*PASSAGE TO READ:*

Hamilton Project
Brookings Institution initiative that challenged AI displacement orthodoxy with pre-ChatGPT data.
Last refreshed: 10 April 2026 · Appears in 1 active topic
Did AI kill those jobs, or were they already going?
- What is the Hamilton Project and what does it say about AI and jobs?
- The Hamilton Project is a Brookings Institution initiative founded in 2006 by Robert Rubin. It published research showing AI-exposed occupations were already declining before ChatGPT launched, challenging the narrative that generative AI is directly causing current job losses.Source: background
- Did AI cause job losses before ChatGPT existed?
- Hamilton Project research found that employment in AI-exposed occupations was already falling before November 2022, suggesting structural automation rather than generative AI specifically is the primary driver of displacement.Source: background
- What are gateway jobs and who is at risk from AI replacing them?
- Gateway jobs are entry-level and mid-skill roles that offer economic mobility without requiring a degree. A Hamilton Project study found 11 million such jobs are in highly AI-exposed occupations, held mainly by workers without four-year degrees.Source: background
Background
The Hamilton Project is an economic policy initiative housed at the Brookings Institution in Washington, DC. Founded in 2006 by former Treasury Secretary Robert Rubin, it publishes research on growth, opportunity, and fiscal policy, with a particular focus on how economic gains are distributed across income groups. Its work on AI and labour markets has drawn renewed attention in 2026 as policymakers search for reliable baselines against which to measure actual displacement.
A Hamilton Project paper co-published with the Peterson Institute for International Economics established that the rise in AI-exposed occupations pre-dates ChatGPT's launch in late 2022, undermining the common assumption that generative AI is the direct cause of current displacement patterns. Separately, a study it co-published with Brookings and Opportunity@Work found 11 million gateway jobs in highly AI-exposed occupations are held primarily by workers without four-year degrees, making them uniquely vulnerable to displacement without obvious retraining pathways.
The Hamilton Project sits at the centrist-Democratic end of Washington policy circles, favouring market mechanisms over moratoria or robot taxes. Its AI research is widely cited in Congressional testimony and by the bipartisan senators pushing for expanded AI workforce data collection from the Bureau of Labour Statistics. Its findings carry weight precisely because they resist the most alarmist framing while not dismissing structural risk.

*RECORDS SUPPLIED:*
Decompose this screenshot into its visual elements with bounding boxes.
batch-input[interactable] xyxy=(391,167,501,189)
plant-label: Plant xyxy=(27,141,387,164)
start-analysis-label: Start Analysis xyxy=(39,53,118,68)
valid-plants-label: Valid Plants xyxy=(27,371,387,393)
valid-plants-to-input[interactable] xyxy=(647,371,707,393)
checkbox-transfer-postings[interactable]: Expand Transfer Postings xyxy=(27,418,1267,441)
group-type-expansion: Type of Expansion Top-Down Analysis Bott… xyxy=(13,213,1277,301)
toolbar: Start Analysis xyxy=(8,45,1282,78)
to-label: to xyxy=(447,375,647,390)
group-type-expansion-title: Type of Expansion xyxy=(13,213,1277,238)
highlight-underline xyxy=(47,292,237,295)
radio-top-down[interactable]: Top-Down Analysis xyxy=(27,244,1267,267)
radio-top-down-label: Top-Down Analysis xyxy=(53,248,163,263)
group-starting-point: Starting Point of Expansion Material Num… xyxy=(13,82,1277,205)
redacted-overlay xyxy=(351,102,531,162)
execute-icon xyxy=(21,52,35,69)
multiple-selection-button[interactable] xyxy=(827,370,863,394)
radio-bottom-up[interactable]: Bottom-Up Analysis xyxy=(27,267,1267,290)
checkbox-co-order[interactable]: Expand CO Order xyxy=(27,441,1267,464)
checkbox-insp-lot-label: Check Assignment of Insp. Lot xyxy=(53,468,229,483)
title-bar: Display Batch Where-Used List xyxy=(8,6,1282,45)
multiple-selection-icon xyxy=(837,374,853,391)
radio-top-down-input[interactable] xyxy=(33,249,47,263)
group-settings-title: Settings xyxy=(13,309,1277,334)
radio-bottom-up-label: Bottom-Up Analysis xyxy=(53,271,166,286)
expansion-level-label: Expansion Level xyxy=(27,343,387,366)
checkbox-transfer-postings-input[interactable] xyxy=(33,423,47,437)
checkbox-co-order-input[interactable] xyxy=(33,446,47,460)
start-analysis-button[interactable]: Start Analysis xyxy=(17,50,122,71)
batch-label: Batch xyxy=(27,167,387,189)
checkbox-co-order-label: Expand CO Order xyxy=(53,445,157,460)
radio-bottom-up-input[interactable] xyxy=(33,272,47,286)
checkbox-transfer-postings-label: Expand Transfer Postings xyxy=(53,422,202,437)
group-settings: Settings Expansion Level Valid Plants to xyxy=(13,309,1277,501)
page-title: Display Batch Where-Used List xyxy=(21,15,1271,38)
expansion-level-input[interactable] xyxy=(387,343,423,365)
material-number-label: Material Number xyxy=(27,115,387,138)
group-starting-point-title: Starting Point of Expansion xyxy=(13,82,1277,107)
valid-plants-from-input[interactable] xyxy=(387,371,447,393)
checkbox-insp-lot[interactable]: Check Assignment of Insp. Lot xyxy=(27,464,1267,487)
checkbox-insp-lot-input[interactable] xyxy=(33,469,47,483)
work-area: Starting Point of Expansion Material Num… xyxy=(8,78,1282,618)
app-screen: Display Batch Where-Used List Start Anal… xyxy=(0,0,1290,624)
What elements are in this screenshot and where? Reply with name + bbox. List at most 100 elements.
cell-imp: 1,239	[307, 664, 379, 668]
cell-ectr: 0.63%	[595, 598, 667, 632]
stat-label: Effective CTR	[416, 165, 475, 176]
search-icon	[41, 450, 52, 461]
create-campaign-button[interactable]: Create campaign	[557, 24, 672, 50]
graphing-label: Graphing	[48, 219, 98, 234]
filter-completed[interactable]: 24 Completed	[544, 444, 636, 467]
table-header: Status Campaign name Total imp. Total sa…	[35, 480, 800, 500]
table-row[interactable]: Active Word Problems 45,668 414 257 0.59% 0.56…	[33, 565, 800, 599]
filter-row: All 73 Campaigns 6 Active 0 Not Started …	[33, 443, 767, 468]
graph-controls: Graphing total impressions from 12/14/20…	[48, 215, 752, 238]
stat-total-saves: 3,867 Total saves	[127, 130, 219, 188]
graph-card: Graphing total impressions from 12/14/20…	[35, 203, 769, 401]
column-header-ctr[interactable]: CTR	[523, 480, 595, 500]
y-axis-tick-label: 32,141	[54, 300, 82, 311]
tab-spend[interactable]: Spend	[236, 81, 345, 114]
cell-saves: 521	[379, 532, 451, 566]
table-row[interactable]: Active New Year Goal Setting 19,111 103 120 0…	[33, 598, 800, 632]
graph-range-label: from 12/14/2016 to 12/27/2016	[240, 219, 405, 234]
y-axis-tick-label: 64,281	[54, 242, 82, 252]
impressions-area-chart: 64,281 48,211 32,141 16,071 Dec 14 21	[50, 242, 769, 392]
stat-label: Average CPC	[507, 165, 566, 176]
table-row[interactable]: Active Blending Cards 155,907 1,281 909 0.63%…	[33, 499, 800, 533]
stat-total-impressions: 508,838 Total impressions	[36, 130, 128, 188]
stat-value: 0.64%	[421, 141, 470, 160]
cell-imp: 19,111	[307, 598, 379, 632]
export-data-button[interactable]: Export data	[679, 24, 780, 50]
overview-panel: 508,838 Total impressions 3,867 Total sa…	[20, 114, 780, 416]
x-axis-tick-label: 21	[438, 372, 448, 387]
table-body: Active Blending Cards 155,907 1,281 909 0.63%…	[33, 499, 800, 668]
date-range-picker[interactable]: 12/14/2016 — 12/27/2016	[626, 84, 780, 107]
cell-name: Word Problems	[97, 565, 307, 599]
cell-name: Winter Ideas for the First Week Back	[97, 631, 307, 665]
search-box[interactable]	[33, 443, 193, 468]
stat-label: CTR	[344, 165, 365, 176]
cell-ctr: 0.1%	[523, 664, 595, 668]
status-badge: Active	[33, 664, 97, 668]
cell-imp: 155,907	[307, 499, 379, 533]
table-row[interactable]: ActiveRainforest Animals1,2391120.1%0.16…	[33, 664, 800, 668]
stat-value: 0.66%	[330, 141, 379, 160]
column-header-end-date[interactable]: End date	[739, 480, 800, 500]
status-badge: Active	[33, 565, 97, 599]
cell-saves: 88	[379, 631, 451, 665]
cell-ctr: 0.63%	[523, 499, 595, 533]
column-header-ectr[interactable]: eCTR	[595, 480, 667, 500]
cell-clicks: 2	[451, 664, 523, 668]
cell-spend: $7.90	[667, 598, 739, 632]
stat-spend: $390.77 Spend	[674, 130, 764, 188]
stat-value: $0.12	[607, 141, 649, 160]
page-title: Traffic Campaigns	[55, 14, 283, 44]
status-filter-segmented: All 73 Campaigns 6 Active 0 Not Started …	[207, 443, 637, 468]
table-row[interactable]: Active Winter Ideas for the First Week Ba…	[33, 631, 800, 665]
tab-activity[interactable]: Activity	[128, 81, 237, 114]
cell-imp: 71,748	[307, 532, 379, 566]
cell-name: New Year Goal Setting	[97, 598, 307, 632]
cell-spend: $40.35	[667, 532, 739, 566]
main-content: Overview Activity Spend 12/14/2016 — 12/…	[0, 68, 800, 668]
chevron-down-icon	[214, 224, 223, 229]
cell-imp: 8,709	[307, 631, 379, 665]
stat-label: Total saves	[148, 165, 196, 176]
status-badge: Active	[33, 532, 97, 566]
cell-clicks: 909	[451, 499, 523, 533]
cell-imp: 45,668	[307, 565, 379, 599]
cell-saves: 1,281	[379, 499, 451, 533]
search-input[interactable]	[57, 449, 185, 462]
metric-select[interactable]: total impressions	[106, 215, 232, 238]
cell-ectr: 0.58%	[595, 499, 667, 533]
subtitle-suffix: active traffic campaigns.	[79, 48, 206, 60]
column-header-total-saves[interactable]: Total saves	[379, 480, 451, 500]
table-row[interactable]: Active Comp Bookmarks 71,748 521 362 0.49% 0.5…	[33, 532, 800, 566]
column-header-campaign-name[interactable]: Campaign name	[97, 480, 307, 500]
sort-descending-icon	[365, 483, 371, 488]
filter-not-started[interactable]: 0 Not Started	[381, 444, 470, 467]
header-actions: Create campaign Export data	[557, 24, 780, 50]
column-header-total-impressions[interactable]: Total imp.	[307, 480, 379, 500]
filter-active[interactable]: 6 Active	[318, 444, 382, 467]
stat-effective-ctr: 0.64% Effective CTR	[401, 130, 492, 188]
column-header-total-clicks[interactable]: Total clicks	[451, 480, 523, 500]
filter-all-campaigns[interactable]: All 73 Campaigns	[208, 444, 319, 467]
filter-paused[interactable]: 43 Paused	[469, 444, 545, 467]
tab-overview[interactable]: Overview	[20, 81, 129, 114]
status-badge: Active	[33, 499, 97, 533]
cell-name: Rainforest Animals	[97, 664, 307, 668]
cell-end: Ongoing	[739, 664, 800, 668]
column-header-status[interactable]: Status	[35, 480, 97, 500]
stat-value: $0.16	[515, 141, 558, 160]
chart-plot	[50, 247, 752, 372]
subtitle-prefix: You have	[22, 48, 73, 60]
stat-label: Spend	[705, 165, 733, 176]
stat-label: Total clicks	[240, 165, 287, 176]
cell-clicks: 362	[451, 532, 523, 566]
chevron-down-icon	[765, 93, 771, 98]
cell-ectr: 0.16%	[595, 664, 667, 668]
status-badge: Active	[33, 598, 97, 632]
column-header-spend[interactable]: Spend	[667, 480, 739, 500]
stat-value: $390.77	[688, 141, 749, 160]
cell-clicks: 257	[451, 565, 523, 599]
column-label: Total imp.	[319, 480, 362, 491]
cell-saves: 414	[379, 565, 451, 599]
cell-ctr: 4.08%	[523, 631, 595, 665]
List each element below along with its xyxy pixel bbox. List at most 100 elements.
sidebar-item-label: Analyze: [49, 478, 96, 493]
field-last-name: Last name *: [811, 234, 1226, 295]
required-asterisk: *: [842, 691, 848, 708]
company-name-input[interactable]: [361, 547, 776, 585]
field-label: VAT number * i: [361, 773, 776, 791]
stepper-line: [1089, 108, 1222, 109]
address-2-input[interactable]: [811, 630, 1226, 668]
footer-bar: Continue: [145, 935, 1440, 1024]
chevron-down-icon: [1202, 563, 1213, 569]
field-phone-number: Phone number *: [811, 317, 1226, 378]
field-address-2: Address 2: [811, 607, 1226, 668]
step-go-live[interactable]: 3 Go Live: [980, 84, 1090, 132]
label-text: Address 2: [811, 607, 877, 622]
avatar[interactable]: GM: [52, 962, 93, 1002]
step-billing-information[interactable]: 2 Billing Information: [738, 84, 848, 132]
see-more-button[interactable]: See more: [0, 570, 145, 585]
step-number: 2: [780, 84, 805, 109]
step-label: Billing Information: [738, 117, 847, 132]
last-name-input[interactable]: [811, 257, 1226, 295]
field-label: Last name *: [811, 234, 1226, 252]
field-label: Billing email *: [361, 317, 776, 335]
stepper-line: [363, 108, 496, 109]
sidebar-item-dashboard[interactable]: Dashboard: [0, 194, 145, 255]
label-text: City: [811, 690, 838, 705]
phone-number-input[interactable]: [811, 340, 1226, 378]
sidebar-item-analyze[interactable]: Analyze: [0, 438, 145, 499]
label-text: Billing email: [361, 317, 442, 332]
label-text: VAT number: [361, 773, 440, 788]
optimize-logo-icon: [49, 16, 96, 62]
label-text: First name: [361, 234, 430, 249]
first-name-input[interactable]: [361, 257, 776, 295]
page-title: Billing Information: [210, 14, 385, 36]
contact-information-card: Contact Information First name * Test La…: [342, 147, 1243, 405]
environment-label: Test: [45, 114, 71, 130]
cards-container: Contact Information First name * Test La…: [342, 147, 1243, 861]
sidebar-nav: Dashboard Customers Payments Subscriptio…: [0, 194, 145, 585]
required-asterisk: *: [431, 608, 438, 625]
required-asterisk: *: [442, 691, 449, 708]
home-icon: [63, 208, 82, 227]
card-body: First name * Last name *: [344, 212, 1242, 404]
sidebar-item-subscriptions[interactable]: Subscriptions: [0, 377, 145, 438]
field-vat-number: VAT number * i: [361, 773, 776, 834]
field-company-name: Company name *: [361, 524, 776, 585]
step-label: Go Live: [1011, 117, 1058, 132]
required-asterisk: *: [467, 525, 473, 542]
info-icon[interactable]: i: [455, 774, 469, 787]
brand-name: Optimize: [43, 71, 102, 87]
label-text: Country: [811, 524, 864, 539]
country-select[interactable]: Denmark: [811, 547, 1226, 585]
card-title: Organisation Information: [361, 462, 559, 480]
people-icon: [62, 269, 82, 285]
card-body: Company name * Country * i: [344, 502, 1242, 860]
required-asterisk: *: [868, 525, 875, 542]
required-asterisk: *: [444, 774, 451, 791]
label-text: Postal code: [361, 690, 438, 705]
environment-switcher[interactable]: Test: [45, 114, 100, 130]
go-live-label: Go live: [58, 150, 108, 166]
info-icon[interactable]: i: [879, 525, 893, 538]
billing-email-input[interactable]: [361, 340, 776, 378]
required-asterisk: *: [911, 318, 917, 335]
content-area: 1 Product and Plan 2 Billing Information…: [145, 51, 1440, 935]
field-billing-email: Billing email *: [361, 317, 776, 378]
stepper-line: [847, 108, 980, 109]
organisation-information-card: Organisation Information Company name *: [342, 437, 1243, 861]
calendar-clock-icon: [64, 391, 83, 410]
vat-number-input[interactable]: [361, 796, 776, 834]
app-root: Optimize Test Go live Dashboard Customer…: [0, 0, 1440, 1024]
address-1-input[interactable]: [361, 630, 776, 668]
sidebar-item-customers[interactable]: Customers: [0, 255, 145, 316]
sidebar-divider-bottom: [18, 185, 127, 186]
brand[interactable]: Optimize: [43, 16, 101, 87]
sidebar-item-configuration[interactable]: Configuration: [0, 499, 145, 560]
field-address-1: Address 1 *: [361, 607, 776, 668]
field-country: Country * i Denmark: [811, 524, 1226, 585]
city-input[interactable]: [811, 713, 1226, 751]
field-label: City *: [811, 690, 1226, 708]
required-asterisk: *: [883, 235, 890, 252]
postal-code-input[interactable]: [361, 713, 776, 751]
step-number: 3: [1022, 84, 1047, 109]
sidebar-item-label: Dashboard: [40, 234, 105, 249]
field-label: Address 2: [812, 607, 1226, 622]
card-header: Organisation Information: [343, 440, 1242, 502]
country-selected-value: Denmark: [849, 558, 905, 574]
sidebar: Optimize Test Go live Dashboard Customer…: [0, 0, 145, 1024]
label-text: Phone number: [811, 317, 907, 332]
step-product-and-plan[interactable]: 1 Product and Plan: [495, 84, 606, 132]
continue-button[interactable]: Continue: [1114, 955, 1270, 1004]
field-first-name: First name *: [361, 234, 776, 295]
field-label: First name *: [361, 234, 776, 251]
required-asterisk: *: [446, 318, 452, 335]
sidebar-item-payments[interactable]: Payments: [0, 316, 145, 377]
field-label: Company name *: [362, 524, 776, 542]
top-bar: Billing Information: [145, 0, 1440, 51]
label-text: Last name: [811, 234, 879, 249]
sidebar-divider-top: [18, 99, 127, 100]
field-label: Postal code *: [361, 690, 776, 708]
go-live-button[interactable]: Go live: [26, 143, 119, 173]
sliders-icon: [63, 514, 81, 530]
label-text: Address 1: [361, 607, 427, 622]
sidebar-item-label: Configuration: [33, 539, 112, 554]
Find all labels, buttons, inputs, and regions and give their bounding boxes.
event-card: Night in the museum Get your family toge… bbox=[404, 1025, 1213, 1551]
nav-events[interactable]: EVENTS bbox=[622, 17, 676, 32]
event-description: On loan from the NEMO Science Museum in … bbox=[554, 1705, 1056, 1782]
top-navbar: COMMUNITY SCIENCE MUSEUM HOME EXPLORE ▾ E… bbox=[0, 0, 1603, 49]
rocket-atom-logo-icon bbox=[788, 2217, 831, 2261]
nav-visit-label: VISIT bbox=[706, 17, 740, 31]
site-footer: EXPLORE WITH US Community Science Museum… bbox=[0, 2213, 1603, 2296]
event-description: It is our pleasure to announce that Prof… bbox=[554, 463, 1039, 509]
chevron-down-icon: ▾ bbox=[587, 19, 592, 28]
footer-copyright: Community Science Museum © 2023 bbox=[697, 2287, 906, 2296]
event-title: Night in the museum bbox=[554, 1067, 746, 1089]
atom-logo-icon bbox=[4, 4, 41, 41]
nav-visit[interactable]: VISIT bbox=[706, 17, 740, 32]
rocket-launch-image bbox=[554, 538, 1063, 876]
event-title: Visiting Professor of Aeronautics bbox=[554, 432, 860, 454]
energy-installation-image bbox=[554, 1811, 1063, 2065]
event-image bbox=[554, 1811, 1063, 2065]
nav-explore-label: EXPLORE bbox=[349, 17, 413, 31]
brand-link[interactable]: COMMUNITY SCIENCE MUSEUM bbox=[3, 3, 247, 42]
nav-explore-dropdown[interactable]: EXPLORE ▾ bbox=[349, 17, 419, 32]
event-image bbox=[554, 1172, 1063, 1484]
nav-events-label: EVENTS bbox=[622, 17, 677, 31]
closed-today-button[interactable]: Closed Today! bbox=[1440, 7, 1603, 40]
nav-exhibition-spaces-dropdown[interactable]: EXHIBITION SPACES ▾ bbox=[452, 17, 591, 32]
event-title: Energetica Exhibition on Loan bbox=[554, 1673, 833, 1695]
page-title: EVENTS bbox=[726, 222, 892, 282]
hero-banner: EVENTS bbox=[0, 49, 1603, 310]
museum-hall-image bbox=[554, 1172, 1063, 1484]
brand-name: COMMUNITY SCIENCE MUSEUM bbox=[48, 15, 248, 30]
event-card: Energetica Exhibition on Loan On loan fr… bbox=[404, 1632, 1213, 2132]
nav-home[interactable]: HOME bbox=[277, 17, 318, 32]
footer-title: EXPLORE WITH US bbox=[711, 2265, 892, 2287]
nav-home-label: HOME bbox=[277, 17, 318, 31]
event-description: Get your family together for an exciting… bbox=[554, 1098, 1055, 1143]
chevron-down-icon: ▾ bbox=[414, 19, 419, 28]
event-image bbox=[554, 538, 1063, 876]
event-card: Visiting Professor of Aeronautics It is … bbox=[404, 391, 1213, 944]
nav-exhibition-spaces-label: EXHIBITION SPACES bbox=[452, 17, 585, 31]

*TASK REQUIREMENTS:*
1/ Sum up the Hamilton Project text in two sentences.
2/ Answer these questions from the Hamilton Project text:
(a) In what year was the Hamilton Project founded?
(b) With which institute did the Hamilton Project co-publish the paper on the timing of AI-exposed occupations relative to ChatGPT's launch?
(c) What does the Hamilton Project favor over moratoria or robot taxes?
3/ Please repeat word for word the part of the Hamilton Project text that opens with the words containing "- What is the" and closes with "AI replacing them?".

*WRITTEN RESPONSES:*
1/ The Hamilton Project is an economic policy initiative at the Brookings Institution, founded in 2006 by former Treasury Secretary Robert Rubin, that publishes research on growth, opportunity, and fiscal policy. Its research found that AI-exposed occupations were already declining before ChatGPT launched, and that 11 million gateway jobs in highly AI-exposed occupations are held mainly by workers without four-year degrees.

2/
(a) 2006
(b) The Peterson Institute for International Economics
(c) Market mechanisms

3/
- What is the Hamilton Project and what does it say about AI and jobs?
- The Hamilton Project is a Brookings Institution initiative founded in 2006 by Robert Rubin. It published research showing AI-exposed occupations were already declining before ChatGPT launched, challenging the narrative that generative AI is directly causing current job losses.Source: background
- Did AI cause job losses before ChatGPT existed?
- Hamilton Project research found that employment in AI-exposed occupations was already falling before November 2022, suggesting structural automation rather than generative AI specifically is the primary driver of displacement.Source: background
- What are gateway jobs and who is at risk from AI replacing them?